> [Records]:
_ _ _ _ _

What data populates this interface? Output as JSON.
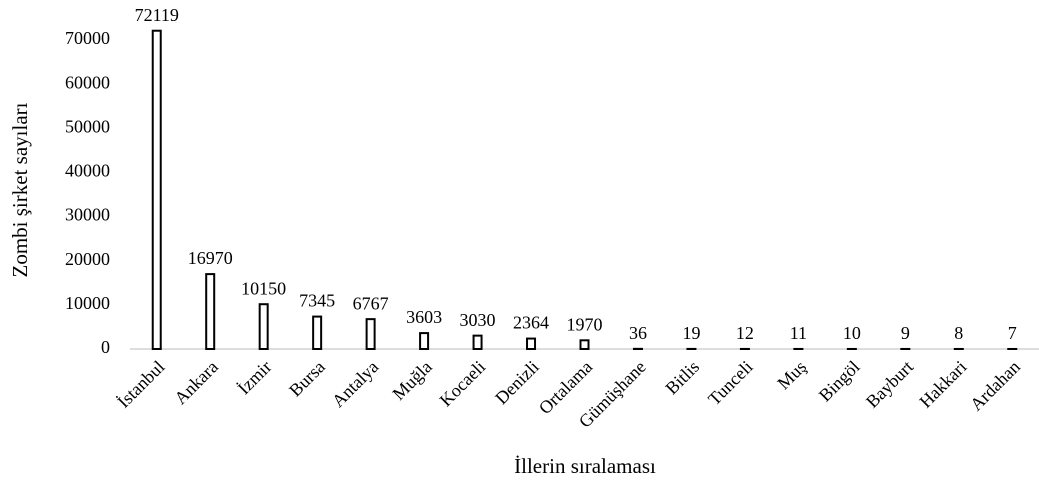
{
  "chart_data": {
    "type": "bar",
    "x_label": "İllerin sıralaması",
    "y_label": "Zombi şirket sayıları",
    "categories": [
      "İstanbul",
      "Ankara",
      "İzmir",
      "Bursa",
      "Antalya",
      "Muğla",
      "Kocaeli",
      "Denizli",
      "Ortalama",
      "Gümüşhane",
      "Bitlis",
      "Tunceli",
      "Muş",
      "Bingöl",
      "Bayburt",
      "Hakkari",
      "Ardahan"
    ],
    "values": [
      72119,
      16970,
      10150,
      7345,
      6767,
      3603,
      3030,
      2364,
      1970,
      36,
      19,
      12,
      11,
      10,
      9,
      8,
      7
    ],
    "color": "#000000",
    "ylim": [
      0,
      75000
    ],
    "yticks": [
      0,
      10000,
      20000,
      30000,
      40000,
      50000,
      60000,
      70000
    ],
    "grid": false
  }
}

_ _ _ _ _

Omit every picture, then reproduce the rest of the listing exactly.

What data populates this interface? Output as JSON.
{
  "chart_data": {
    "type": "bar",
    "x_label": "İllerin sıralaması",
    "y_label": "Zombi şirket sayıları",
    "categories": [
      "İstanbul",
      "Ankara",
      "İzmir",
      "Bursa",
      "Antalya",
      "Muğla",
      "Kocaeli",
      "Denizli",
      "Ortalama",
      "Gümüşhane",
      "Bitlis",
      "Tunceli",
      "Muş",
      "Bingöl",
      "Bayburt",
      "Hakkari",
      "Ardahan"
    ],
    "values": [
      72119,
      16970,
      10150,
      7345,
      6767,
      3603,
      3030,
      2364,
      1970,
      36,
      19,
      12,
      11,
      10,
      9,
      8,
      7
    ],
    "color": "#000000",
    "ylim": [
      0,
      75000
    ],
    "yticks": [
      0,
      10000,
      20000,
      30000,
      40000,
      50000,
      60000,
      70000
    ],
    "grid": false
  }
}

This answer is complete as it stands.